**Required tasks**
• a. In the thread about changing a plow blade's attack angle, what does FordFisherman say to raise to get a steeper angle?
• b. Rewrite the plow attack angle thread starting with "## 20Silverado05 (Jan" and going on through "(Mar 6, 2009)", replacing "curb" with "rock".

**Given text**
* BEGIN *

# Changing blade attack angle?



## 20Silverado05 (Jan 16, 2008)

Has anyone done this to their plow . Im gunna trip the blade against a curb or something than drill thru the arrowed holes and put some heavy duty bolts thru each one so the dlade is at a steeper angle.


----------



## SuperdutyShane (Mar 6, 2009)

How much steeper are you going..?
Sounds kind of crazy, but good luck. ussmileyflag


----------



## B&B (Nov 4, 2006)

Yes it's been tried many times before, no it doesn't work.


----------



## nicksplowing (Oct 5, 2005)

you wanna change the attack angle of the cutting edge, not the blade correct?


----------



## FordFisherman (Dec 5, 2007)

Looks like your cutting edge is not bolted flat against the cutting bar. Also, raise the a-frame one hole to get a steeper angle.


----------



## WingPlow (Jun 18, 2007)

wont work...it'll keep tripping all the time


----------



## Xforce 1 (Dec 29, 2008)

Talk about beatin' the #%[email protected] outa ya! lol


----------



## Schwinn68 (Jan 7, 2009)

what is your goal for changing the attack angle. why not just put a deflector on it?


----------



## KrisR (Sep 12, 2009)

also looks like ur plow is in the middle pin on the plow frame, put it in the bottom pin hole that will change the attack angle a little.


----------



## RBRONKEMA GHTFD (Dec 17, 2006)

Schwinn68;852812 said:


> what is your goal for changing the attack angle. why not just put a deflector on it?


He wants the cutting to sit different. It is so he doesn't ride up ontop of the snow so to speak when he is plow.


----------



## cfdeng7 (Jan 7, 2009)

* END *

**Raw data**
* BEGIN *

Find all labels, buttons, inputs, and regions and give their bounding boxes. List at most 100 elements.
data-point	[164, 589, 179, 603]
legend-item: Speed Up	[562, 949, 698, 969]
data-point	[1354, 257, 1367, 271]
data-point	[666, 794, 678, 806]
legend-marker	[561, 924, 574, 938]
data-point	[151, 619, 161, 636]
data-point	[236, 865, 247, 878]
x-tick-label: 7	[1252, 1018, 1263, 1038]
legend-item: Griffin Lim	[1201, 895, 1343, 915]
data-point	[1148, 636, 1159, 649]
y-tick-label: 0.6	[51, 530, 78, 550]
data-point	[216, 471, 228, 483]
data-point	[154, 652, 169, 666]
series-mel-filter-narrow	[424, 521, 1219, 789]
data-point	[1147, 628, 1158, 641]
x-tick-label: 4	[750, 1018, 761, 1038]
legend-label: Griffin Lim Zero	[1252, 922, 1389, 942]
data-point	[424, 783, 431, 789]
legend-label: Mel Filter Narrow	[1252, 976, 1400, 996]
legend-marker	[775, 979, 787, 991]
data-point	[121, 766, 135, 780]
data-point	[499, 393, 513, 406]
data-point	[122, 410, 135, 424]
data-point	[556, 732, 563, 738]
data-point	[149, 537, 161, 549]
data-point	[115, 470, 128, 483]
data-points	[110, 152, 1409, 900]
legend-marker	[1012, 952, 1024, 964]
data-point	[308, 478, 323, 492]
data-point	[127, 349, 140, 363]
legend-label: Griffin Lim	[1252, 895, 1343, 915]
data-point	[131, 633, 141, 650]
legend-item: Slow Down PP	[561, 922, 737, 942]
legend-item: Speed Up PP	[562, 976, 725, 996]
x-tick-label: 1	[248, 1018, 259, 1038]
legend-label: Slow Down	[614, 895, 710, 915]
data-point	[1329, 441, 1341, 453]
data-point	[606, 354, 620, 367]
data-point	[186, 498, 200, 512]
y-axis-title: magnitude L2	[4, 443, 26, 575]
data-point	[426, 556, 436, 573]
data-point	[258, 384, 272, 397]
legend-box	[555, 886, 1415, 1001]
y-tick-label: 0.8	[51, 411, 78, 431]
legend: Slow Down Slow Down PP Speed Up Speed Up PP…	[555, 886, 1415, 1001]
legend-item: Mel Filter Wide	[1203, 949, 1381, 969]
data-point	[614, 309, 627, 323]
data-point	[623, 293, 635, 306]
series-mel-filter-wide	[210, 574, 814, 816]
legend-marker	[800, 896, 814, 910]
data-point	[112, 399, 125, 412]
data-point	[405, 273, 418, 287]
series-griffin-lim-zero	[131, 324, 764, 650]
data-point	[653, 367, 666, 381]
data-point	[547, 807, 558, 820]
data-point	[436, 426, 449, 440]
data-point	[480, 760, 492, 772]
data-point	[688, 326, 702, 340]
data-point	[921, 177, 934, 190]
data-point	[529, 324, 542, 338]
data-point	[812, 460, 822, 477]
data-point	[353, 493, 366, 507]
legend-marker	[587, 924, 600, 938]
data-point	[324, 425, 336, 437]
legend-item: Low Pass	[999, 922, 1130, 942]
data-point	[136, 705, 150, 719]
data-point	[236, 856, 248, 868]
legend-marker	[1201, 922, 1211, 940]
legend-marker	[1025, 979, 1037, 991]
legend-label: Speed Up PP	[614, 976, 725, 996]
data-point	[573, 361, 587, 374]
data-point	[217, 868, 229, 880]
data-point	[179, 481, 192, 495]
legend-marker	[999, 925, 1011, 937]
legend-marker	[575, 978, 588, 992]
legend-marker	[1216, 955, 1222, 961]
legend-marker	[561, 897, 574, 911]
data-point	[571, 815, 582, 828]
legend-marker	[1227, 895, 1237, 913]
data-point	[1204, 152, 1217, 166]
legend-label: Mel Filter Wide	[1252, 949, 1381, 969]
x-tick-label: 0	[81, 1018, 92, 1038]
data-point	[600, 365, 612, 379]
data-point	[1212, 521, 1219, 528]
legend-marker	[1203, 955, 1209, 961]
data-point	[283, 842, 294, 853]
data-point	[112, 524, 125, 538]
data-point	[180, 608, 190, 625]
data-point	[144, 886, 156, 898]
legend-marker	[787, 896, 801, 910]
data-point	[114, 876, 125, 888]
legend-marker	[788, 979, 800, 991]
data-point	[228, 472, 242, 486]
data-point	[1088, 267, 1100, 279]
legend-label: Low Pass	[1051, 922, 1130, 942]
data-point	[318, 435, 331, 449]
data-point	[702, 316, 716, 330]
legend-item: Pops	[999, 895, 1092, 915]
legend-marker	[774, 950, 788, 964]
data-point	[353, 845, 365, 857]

* END *

**Responses in order**
• a. The A-frame, by one hole.

• b.
## 20Silverado05 (Jan 16, 2008)

Has anyone done this to their plow . Im gunna trip the blade against a rock or something than drill thru the arrowed holes and put some heavy duty bolts thru each one so the dlade is at a steeper angle.


----------



## SuperdutyShane (Mar 6, 2009)